GOAL:
Pull out from the material below all lines with "Pengetahuan".

DATASET ROWS:
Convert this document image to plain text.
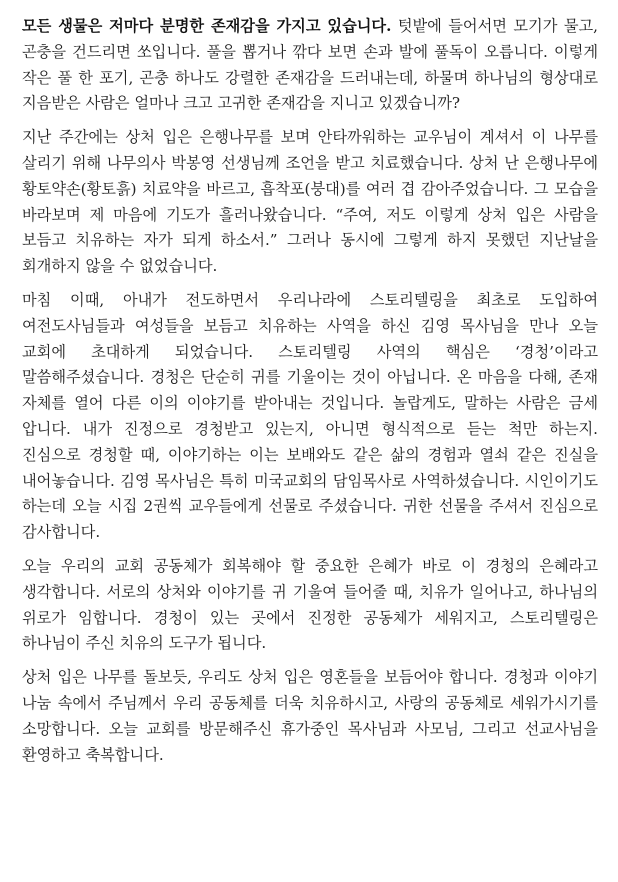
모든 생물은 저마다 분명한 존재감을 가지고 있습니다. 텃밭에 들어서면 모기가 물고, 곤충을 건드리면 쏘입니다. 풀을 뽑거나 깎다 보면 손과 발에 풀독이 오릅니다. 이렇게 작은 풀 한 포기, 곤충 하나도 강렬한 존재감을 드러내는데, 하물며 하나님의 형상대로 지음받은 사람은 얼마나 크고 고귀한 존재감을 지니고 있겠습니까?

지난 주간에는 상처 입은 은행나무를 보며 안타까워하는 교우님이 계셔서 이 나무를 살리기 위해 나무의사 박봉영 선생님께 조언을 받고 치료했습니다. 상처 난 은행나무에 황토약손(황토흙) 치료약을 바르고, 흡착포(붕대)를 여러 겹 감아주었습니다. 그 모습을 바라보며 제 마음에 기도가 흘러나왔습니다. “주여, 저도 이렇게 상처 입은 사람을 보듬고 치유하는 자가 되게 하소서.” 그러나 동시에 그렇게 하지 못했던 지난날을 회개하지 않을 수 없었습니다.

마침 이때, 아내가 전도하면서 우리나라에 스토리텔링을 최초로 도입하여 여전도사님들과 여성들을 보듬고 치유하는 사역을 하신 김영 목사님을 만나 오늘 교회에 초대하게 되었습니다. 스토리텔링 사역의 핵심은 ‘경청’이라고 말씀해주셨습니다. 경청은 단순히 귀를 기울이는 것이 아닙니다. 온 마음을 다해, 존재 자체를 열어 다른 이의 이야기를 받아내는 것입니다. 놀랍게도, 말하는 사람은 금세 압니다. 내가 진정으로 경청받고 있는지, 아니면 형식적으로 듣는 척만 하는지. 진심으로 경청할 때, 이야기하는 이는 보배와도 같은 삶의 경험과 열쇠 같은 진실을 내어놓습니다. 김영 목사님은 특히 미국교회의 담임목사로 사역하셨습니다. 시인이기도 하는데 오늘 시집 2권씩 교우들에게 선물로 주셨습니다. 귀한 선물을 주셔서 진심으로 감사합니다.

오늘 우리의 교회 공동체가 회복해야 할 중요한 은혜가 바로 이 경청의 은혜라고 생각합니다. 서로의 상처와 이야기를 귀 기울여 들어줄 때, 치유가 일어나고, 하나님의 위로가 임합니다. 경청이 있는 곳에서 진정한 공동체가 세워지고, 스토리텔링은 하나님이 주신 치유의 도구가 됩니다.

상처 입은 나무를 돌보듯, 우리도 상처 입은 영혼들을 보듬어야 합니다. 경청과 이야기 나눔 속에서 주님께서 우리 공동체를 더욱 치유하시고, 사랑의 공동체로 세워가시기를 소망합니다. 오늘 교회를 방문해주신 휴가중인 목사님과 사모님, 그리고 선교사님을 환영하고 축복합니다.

--

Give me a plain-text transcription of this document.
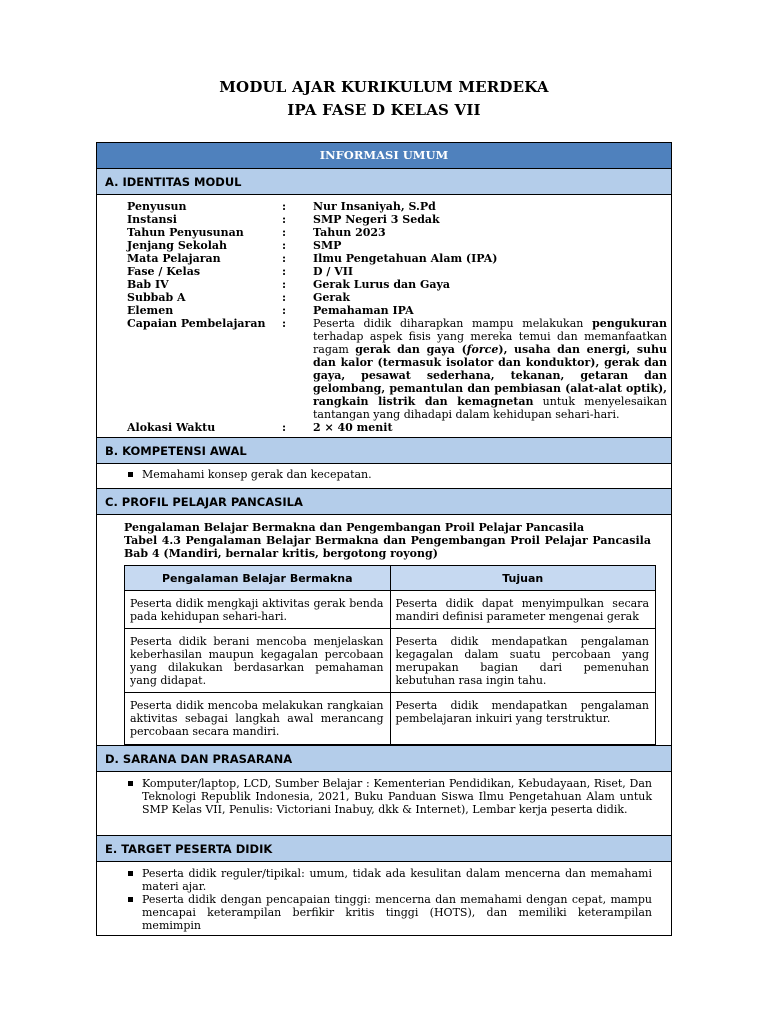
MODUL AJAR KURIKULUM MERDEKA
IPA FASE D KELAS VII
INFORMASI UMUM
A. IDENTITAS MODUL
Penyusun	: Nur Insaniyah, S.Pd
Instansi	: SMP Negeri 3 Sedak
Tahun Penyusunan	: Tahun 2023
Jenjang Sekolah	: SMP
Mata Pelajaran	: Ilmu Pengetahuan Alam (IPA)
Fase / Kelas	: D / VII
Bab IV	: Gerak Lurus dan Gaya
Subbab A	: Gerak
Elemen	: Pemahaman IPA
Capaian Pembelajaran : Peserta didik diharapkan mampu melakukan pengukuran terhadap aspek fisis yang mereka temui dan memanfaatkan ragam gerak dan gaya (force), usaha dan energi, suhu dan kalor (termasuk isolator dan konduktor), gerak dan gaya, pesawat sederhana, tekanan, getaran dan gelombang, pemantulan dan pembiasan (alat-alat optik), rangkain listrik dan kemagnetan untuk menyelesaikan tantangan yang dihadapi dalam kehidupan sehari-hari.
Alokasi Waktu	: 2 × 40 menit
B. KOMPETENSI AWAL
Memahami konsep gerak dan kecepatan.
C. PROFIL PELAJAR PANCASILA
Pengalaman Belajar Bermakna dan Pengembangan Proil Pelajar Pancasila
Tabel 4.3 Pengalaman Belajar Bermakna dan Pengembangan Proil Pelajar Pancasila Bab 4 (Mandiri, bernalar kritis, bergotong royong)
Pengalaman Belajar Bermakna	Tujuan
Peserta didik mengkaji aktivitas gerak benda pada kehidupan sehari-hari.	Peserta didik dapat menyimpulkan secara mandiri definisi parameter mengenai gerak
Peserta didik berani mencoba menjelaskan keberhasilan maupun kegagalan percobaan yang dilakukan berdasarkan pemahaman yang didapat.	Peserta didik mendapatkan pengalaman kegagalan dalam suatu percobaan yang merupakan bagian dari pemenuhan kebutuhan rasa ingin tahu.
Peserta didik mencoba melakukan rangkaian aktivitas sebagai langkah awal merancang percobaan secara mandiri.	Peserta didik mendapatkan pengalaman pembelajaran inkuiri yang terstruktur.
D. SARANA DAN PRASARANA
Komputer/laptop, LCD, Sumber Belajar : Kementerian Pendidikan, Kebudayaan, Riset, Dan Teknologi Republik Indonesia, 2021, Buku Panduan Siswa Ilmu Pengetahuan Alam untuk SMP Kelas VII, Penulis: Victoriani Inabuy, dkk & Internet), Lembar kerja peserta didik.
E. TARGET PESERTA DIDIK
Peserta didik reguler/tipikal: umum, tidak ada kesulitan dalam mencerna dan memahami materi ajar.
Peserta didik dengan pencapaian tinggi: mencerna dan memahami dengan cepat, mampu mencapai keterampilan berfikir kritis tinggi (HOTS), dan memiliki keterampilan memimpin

WRITTEN ANSWER:
Mata Pelajaran	: Ilmu Pengetahuan Alam (IPA)
Komputer/laptop, LCD, Sumber Belajar : Kementerian Pendidikan, Kebudayaan, Riset, Dan Teknologi Republik Indonesia, 2021, Buku Panduan Siswa Ilmu Pengetahuan Alam untuk SMP Kelas VII, Penulis: Victoriani Inabuy, dkk & Internet), Lembar kerja peserta didik.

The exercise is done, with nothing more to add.